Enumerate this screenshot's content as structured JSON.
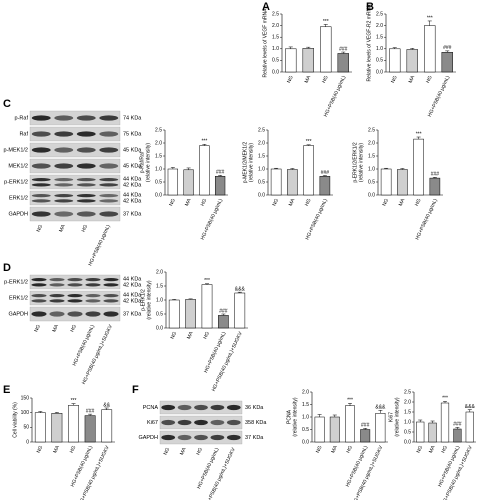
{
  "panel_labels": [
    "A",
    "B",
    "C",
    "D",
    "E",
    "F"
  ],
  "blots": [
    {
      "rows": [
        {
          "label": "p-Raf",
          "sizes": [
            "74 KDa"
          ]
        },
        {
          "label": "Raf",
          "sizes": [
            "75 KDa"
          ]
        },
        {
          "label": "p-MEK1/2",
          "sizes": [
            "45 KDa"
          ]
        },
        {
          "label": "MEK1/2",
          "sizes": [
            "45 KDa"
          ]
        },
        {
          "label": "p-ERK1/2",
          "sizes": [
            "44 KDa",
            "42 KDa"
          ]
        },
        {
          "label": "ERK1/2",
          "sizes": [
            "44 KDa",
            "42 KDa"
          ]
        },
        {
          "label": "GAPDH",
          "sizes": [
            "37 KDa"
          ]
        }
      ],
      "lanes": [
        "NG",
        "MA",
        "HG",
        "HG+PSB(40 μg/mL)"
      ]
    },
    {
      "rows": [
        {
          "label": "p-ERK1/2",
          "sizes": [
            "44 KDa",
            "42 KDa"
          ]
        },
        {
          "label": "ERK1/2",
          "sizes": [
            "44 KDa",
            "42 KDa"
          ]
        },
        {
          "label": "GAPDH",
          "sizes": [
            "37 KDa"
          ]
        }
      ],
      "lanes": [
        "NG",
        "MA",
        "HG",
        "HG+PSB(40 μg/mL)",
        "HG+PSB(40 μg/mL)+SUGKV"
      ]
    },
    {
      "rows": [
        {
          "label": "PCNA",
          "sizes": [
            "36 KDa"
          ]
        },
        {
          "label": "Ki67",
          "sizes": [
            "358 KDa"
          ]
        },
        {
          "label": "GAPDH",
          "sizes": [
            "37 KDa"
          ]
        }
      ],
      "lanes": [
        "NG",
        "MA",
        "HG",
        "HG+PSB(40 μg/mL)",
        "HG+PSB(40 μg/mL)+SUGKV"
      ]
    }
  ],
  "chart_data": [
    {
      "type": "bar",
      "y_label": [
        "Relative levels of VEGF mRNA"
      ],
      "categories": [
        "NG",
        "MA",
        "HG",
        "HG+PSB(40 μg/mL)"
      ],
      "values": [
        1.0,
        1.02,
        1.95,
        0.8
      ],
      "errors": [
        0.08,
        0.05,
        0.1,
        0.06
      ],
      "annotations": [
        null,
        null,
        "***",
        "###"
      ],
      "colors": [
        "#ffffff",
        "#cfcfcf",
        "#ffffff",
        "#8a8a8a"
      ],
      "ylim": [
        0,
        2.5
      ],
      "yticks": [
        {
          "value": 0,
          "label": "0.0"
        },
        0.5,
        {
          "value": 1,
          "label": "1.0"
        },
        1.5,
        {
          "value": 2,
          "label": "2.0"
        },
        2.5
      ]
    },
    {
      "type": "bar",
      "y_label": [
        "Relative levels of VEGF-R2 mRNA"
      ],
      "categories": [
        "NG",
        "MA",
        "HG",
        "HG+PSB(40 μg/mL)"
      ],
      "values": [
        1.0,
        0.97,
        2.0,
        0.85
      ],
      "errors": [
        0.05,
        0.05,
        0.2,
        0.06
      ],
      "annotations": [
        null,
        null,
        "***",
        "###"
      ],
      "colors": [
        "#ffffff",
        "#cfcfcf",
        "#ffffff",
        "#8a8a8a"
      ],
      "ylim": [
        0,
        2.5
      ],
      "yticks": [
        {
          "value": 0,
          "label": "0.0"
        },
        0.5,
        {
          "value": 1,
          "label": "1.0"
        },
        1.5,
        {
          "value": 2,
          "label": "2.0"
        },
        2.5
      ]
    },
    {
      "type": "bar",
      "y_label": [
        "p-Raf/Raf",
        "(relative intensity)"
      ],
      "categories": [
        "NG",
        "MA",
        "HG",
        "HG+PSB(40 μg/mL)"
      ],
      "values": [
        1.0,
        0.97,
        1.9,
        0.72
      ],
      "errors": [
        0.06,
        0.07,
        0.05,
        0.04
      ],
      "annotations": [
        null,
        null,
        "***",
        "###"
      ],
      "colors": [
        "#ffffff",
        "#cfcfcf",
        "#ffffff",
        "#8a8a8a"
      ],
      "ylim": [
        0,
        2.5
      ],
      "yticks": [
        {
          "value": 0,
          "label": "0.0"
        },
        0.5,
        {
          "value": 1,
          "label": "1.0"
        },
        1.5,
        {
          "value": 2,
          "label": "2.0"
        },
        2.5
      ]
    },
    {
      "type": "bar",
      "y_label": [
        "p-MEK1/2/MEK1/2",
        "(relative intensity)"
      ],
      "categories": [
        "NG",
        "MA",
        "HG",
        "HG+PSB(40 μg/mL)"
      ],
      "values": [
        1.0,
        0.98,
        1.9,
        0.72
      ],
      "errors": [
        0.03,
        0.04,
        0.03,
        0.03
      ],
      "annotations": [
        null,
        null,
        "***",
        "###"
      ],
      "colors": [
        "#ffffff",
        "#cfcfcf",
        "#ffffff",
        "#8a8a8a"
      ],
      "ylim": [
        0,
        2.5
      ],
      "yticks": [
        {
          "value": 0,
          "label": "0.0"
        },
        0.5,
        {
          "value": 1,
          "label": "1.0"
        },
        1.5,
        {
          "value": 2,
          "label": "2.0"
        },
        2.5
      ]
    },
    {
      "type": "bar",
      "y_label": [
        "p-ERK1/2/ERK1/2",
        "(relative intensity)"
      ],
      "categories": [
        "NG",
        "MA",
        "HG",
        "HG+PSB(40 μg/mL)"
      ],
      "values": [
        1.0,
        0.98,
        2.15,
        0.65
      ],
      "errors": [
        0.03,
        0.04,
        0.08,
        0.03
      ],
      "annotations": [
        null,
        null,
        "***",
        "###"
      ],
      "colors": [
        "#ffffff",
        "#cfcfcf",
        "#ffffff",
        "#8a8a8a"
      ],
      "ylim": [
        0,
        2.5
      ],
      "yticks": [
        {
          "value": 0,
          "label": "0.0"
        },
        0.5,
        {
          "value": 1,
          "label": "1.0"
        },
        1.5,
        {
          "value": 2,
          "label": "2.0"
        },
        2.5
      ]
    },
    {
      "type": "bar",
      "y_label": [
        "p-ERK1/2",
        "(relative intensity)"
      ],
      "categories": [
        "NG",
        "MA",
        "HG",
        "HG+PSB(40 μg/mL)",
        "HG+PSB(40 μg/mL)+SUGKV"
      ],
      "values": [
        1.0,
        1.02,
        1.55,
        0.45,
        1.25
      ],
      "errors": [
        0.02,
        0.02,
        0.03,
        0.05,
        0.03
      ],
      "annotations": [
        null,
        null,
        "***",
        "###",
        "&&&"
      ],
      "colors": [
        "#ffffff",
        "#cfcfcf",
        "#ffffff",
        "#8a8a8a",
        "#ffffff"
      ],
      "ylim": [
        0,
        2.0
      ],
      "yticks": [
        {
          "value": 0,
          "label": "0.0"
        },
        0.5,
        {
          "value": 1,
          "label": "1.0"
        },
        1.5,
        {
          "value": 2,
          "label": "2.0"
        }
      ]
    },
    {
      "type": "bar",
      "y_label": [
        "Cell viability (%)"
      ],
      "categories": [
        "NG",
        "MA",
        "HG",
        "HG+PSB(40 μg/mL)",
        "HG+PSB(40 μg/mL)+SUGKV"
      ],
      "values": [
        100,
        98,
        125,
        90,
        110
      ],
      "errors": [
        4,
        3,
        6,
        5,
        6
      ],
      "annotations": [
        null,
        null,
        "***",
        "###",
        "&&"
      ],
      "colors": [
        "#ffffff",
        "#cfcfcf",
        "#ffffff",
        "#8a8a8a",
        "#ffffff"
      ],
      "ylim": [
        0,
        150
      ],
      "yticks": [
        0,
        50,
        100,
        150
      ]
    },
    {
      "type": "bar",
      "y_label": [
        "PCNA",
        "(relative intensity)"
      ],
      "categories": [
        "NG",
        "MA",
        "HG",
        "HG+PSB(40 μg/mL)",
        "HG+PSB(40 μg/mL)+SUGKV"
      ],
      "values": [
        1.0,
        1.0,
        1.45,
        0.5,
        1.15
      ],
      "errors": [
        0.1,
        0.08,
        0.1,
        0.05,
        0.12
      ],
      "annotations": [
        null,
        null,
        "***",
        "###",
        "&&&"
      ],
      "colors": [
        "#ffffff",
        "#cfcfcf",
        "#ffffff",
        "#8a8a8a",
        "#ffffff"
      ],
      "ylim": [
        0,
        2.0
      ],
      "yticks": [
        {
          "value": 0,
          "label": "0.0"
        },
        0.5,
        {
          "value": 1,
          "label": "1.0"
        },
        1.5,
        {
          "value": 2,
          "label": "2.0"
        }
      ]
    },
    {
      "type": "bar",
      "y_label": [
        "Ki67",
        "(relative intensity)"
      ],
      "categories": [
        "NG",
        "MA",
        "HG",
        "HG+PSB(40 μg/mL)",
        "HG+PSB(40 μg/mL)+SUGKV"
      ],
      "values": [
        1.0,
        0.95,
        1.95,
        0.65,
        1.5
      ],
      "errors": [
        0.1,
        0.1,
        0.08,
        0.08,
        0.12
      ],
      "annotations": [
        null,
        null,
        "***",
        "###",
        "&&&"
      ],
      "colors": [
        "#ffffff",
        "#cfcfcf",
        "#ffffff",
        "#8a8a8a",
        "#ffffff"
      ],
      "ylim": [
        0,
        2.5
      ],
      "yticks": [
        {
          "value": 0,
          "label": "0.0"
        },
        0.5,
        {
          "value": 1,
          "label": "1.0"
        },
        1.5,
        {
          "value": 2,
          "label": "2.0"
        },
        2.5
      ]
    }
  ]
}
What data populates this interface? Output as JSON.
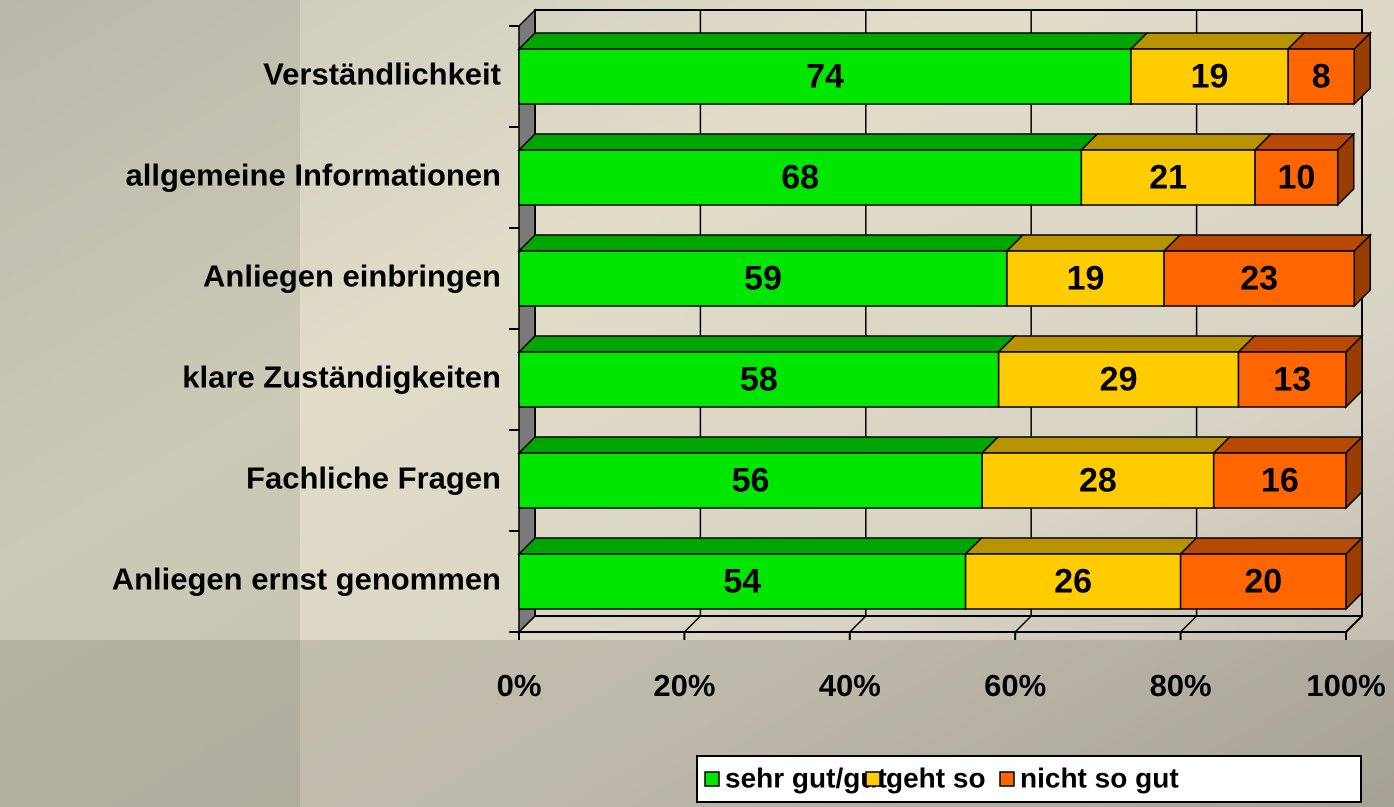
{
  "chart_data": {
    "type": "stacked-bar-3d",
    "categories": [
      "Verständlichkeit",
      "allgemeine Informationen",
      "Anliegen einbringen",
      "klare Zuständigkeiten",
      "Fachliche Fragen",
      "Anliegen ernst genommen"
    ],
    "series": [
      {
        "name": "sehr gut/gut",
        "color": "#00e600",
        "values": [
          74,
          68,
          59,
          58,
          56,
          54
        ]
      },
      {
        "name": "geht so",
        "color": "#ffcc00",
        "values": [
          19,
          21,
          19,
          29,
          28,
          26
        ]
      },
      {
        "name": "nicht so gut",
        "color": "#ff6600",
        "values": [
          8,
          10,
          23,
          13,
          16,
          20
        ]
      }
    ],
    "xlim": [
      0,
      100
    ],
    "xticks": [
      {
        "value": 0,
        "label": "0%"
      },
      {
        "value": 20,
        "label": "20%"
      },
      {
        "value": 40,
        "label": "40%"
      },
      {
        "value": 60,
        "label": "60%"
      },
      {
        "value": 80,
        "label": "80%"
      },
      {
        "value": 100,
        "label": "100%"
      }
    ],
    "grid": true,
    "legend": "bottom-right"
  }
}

About this exercise:
Exactly the lines from the one that contains "What data populates" through the last line of the records should be set down, and the pictures should be dropped.

Solution:
What data populates this interface? Output as JSON.
{
  "chart_data": {
    "type": "stacked-bar-3d",
    "categories": [
      "Verständlichkeit",
      "allgemeine Informationen",
      "Anliegen einbringen",
      "klare Zuständigkeiten",
      "Fachliche Fragen",
      "Anliegen ernst genommen"
    ],
    "series": [
      {
        "name": "sehr gut/gut",
        "color": "#00e600",
        "values": [
          74,
          68,
          59,
          58,
          56,
          54
        ]
      },
      {
        "name": "geht so",
        "color": "#ffcc00",
        "values": [
          19,
          21,
          19,
          29,
          28,
          26
        ]
      },
      {
        "name": "nicht so gut",
        "color": "#ff6600",
        "values": [
          8,
          10,
          23,
          13,
          16,
          20
        ]
      }
    ],
    "xlim": [
      0,
      100
    ],
    "xticks": [
      {
        "value": 0,
        "label": "0%"
      },
      {
        "value": 20,
        "label": "20%"
      },
      {
        "value": 40,
        "label": "40%"
      },
      {
        "value": 60,
        "label": "60%"
      },
      {
        "value": 80,
        "label": "80%"
      },
      {
        "value": 100,
        "label": "100%"
      }
    ],
    "grid": true,
    "legend": "bottom-right"
  }
}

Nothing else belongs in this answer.